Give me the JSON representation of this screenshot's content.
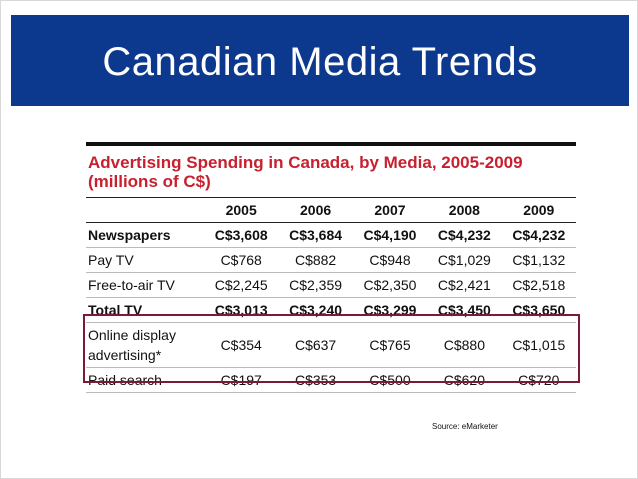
{
  "header": {
    "title": "Canadian Media Trends"
  },
  "table": {
    "title": "Advertising Spending in Canada, by Media, 2005-2009",
    "subtitle": "(millions of C$)",
    "columns": [
      "2005",
      "2006",
      "2007",
      "2008",
      "2009"
    ],
    "rows": [
      [
        "Newspapers",
        "C$3,608",
        "C$3,684",
        "C$4,190",
        "C$4,232",
        "C$4,232"
      ],
      [
        "Pay TV",
        "C$768",
        "C$882",
        "C$948",
        "C$1,029",
        "C$1,132"
      ],
      [
        "Free-to-air TV",
        "C$2,245",
        "C$2,359",
        "C$2,350",
        "C$2,421",
        "C$2,518"
      ],
      [
        "Total TV",
        "C$3,013",
        "C$3,240",
        "C$3,299",
        "C$3,450",
        "C$3,650"
      ],
      [
        "Online display advertising*",
        "C$354",
        "C$637",
        "C$765",
        "C$880",
        "C$1,015"
      ],
      [
        "Paid search",
        "C$197",
        "C$353",
        "C$500",
        "C$620",
        "C$720"
      ]
    ]
  },
  "source": "Source: eMarketer"
}
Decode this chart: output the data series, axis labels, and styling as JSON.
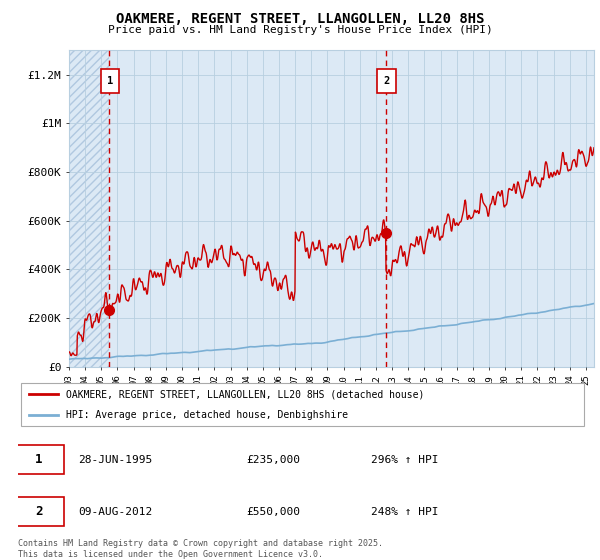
{
  "title": "OAKMERE, REGENT STREET, LLANGOLLEN, LL20 8HS",
  "subtitle": "Price paid vs. HM Land Registry's House Price Index (HPI)",
  "ylim": [
    0,
    1300000
  ],
  "yticks": [
    0,
    200000,
    400000,
    600000,
    800000,
    1000000,
    1200000
  ],
  "ytick_labels": [
    "£0",
    "£200K",
    "£400K",
    "£600K",
    "£800K",
    "£1M",
    "£1.2M"
  ],
  "sale1_date": 1995.49,
  "sale1_price": 235000,
  "sale2_date": 2012.61,
  "sale2_price": 550000,
  "property_color": "#cc0000",
  "hpi_color": "#7bafd4",
  "bg_color": "#dce9f5",
  "hatch_color": "#b0c8e0",
  "grid_color": "#b8cfe0",
  "vline_color": "#cc0000",
  "legend_property": "OAKMERE, REGENT STREET, LLANGOLLEN, LL20 8HS (detached house)",
  "legend_hpi": "HPI: Average price, detached house, Denbighshire",
  "annotation1_date": "28-JUN-1995",
  "annotation1_price": "£235,000",
  "annotation1_hpi": "296% ↑ HPI",
  "annotation2_date": "09-AUG-2012",
  "annotation2_price": "£550,000",
  "annotation2_hpi": "248% ↑ HPI",
  "footer": "Contains HM Land Registry data © Crown copyright and database right 2025.\nThis data is licensed under the Open Government Licence v3.0."
}
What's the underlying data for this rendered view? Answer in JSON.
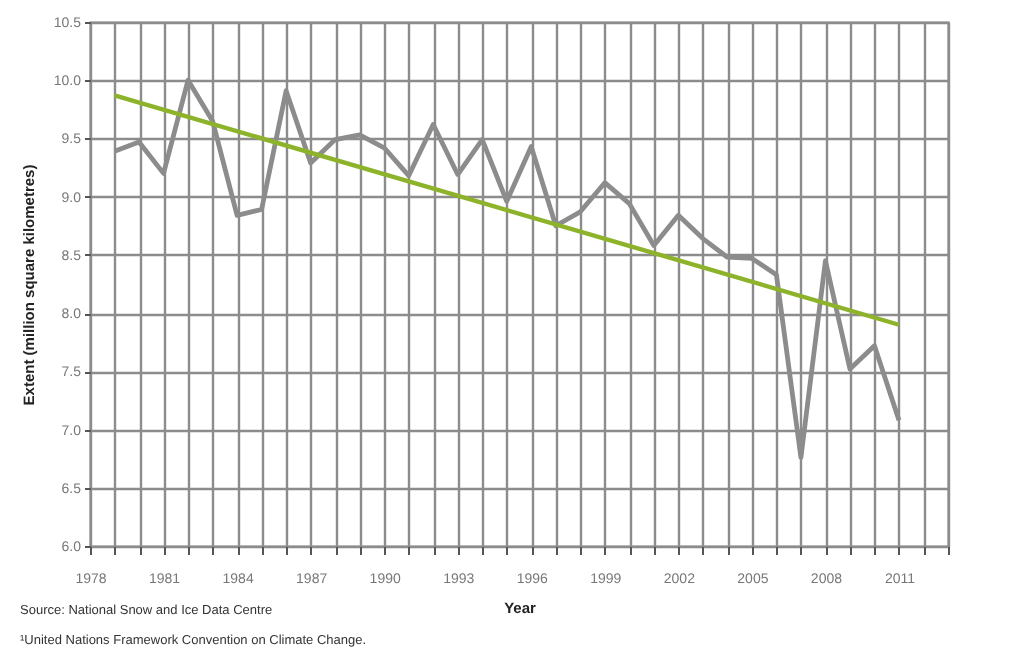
{
  "chart_data": {
    "type": "line",
    "xlabel": "Year",
    "ylabel": "Extent (million square kilometres)",
    "x": [
      1979,
      1980,
      1981,
      1982,
      1983,
      1984,
      1985,
      1986,
      1987,
      1988,
      1989,
      1990,
      1991,
      1992,
      1993,
      1994,
      1995,
      1996,
      1997,
      1998,
      1999,
      2000,
      2001,
      2002,
      2003,
      2004,
      2005,
      2006,
      2007,
      2008,
      2009,
      2010,
      2011
    ],
    "series": [
      {
        "color": "#8c8c8c",
        "values": [
          9.39,
          9.47,
          9.2,
          10.0,
          9.65,
          8.84,
          8.89,
          9.91,
          9.29,
          9.49,
          9.53,
          9.42,
          9.18,
          9.62,
          9.19,
          9.49,
          8.96,
          9.43,
          8.75,
          8.87,
          9.12,
          8.94,
          8.58,
          8.84,
          8.64,
          8.48,
          8.47,
          8.33,
          6.76,
          8.45,
          7.52,
          7.72,
          7.08
        ]
      },
      {
        "type": "line",
        "color": "#8db32a",
        "x": [
          1979,
          2011
        ],
        "values": [
          9.87,
          7.9
        ]
      }
    ],
    "xlim": [
      1978,
      2013
    ],
    "xticks": [
      1978,
      {
        "value": 1979,
        "label": null
      },
      {
        "value": 1980,
        "label": null
      },
      1981,
      {
        "value": 1982,
        "label": null
      },
      {
        "value": 1983,
        "label": null
      },
      1984,
      {
        "value": 1985,
        "label": null
      },
      {
        "value": 1986,
        "label": null
      },
      1987,
      {
        "value": 1988,
        "label": null
      },
      {
        "value": 1989,
        "label": null
      },
      1990,
      {
        "value": 1991,
        "label": null
      },
      {
        "value": 1992,
        "label": null
      },
      1993,
      {
        "value": 1994,
        "label": null
      },
      {
        "value": 1995,
        "label": null
      },
      1996,
      {
        "value": 1997,
        "label": null
      },
      {
        "value": 1998,
        "label": null
      },
      1999,
      {
        "value": 2000,
        "label": null
      },
      {
        "value": 2001,
        "label": null
      },
      2002,
      {
        "value": 2003,
        "label": null
      },
      {
        "value": 2004,
        "label": null
      },
      2005,
      {
        "value": 2006,
        "label": null
      },
      {
        "value": 2007,
        "label": null
      },
      2008,
      {
        "value": 2009,
        "label": null
      },
      {
        "value": 2010,
        "label": null
      },
      2011,
      {
        "value": 2012,
        "label": null
      },
      {
        "value": 2013,
        "label": null
      }
    ],
    "ylim": [
      6.0,
      10.5
    ],
    "yticks": [
      {
        "value": 6,
        "label": "6.0"
      },
      {
        "value": 6.5,
        "label": "6.5"
      },
      {
        "value": 7,
        "label": "7.0"
      },
      {
        "value": 7.5,
        "label": "7.5"
      },
      {
        "value": 8,
        "label": "8.0"
      },
      {
        "value": 8.5,
        "label": "8.5"
      },
      {
        "value": 9,
        "label": "9.0"
      },
      {
        "value": 9.5,
        "label": "9.5"
      },
      {
        "value": 10,
        "label": "10.0"
      },
      {
        "value": 10.5,
        "label": "10.5"
      }
    ],
    "grid": true,
    "annotations": [
      "Source: National Snow and Ice Data Centre",
      "¹United Nations Framework Convention on Climate Change."
    ]
  }
}
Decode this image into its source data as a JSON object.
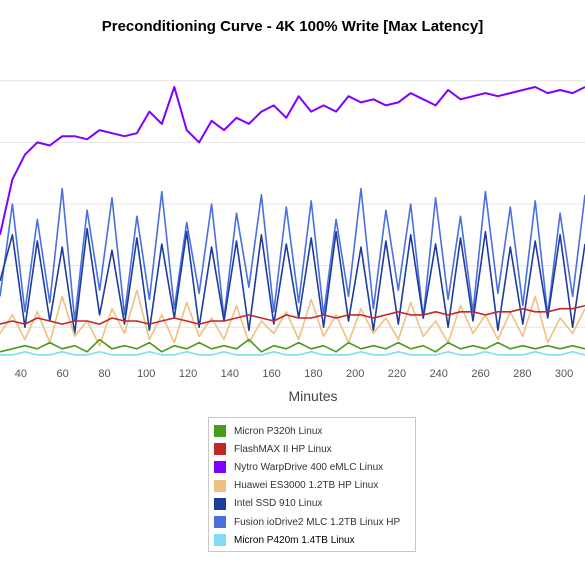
{
  "chart_data": {
    "type": "line",
    "title": "Preconditioning Curve - 4K 100% Write [Max Latency]",
    "xlabel": "Minutes",
    "ylabel": "",
    "x_range": [
      30,
      310
    ],
    "x_ticks": [
      40,
      60,
      80,
      100,
      120,
      140,
      160,
      180,
      200,
      220,
      240,
      260,
      280,
      300
    ],
    "y_range": [
      0,
      100
    ],
    "y_grid_levels": [
      10,
      30,
      50,
      70,
      90
    ],
    "grid": true,
    "legend_position": "bottom",
    "series": [
      {
        "name": "Micron P320h Linux",
        "color": "#4a9a1c",
        "values": [
          2,
          3,
          4,
          3,
          5,
          3,
          4,
          2,
          6,
          3,
          4,
          3,
          5,
          2,
          4,
          3,
          5,
          3,
          4,
          3,
          6,
          2,
          4,
          3,
          5,
          3,
          4,
          2,
          5,
          3,
          4,
          3,
          5,
          3,
          4,
          2,
          5,
          3,
          4,
          3,
          5,
          3,
          4,
          3,
          4,
          3,
          4,
          3
        ]
      },
      {
        "name": "FlashMAX II HP Linux",
        "color": "#c0282a",
        "values": [
          11,
          12,
          11,
          13,
          12,
          11,
          12,
          12,
          11,
          13,
          12,
          12,
          11,
          12,
          13,
          12,
          11,
          12,
          12,
          13,
          14,
          13,
          12,
          14,
          13,
          13,
          14,
          13,
          14,
          14,
          13,
          14,
          15,
          14,
          14,
          15,
          14,
          15,
          15,
          14,
          15,
          15,
          16,
          15,
          15,
          16,
          16,
          17
        ]
      },
      {
        "name": "Nytro WarpDrive 400 eMLC Linux",
        "color": "#8000ff",
        "values": [
          40,
          58,
          66,
          70,
          69,
          72,
          72,
          71,
          74,
          73,
          72,
          73,
          80,
          76,
          88,
          74,
          70,
          77,
          74,
          78,
          76,
          80,
          82,
          78,
          85,
          80,
          82,
          80,
          85,
          83,
          84,
          82,
          83,
          86,
          84,
          82,
          87,
          84,
          85,
          86,
          85,
          86,
          87,
          88,
          86,
          87,
          86,
          88
        ]
      },
      {
        "name": "Huawei ES3000 1.2TB HP Linux",
        "color": "#f0c080",
        "values": [
          8,
          14,
          6,
          15,
          5,
          20,
          7,
          12,
          4,
          16,
          8,
          22,
          6,
          14,
          5,
          18,
          7,
          13,
          6,
          17,
          5,
          12,
          8,
          15,
          6,
          19,
          7,
          14,
          5,
          16,
          8,
          13,
          6,
          18,
          7,
          12,
          5,
          17,
          8,
          14,
          6,
          15,
          7,
          20,
          5,
          13,
          8,
          16
        ]
      },
      {
        "name": "Intel SSD 910 Linux",
        "color": "#1e3c9c",
        "values": [
          25,
          40,
          10,
          38,
          12,
          36,
          8,
          42,
          14,
          35,
          11,
          39,
          9,
          37,
          13,
          41,
          10,
          36,
          12,
          38,
          9,
          40,
          11,
          37,
          13,
          39,
          10,
          41,
          12,
          36,
          9,
          38,
          11,
          40,
          13,
          37,
          10,
          39,
          12,
          41,
          9,
          36,
          11,
          38,
          13,
          40,
          10,
          37
        ]
      },
      {
        "name": "Fusion ioDrive2 MLC 1.2TB Linux HP",
        "color": "#4a70e0",
        "values": [
          20,
          50,
          15,
          45,
          18,
          55,
          12,
          48,
          22,
          52,
          14,
          46,
          19,
          54,
          16,
          44,
          21,
          50,
          13,
          47,
          23,
          53,
          15,
          49,
          18,
          51,
          14,
          45,
          20,
          55,
          16,
          48,
          22,
          50,
          13,
          52,
          19,
          46,
          15,
          54,
          21,
          49,
          17,
          51,
          14,
          47,
          20,
          53
        ]
      },
      {
        "name": "Micron P420m 1.4TB Linux",
        "color": "#80dcf4",
        "values": [
          1,
          1,
          2,
          1,
          1,
          2,
          1,
          1,
          2,
          1,
          1,
          1,
          2,
          1,
          1,
          2,
          1,
          1,
          2,
          1,
          1,
          1,
          2,
          1,
          1,
          2,
          1,
          1,
          1,
          2,
          1,
          1,
          2,
          1,
          1,
          1,
          2,
          1,
          1,
          2,
          1,
          1,
          1,
          2,
          1,
          1,
          2,
          1
        ]
      }
    ]
  }
}
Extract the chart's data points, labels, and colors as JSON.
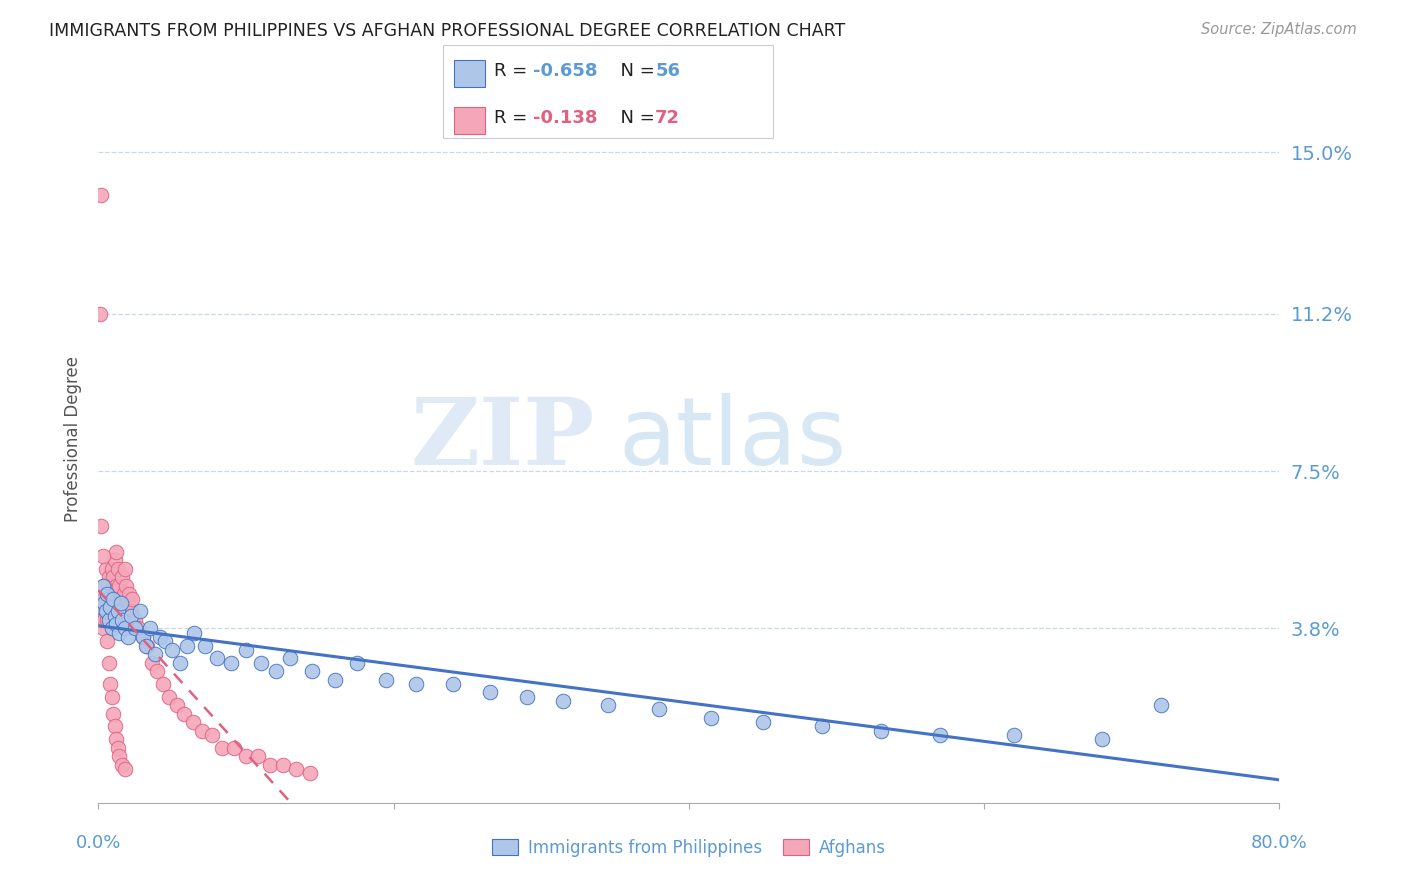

Problem details ▸
Going through the lines above one by one, tally those with the word "Decode" and give only the total.

Result of the exercise ▸
2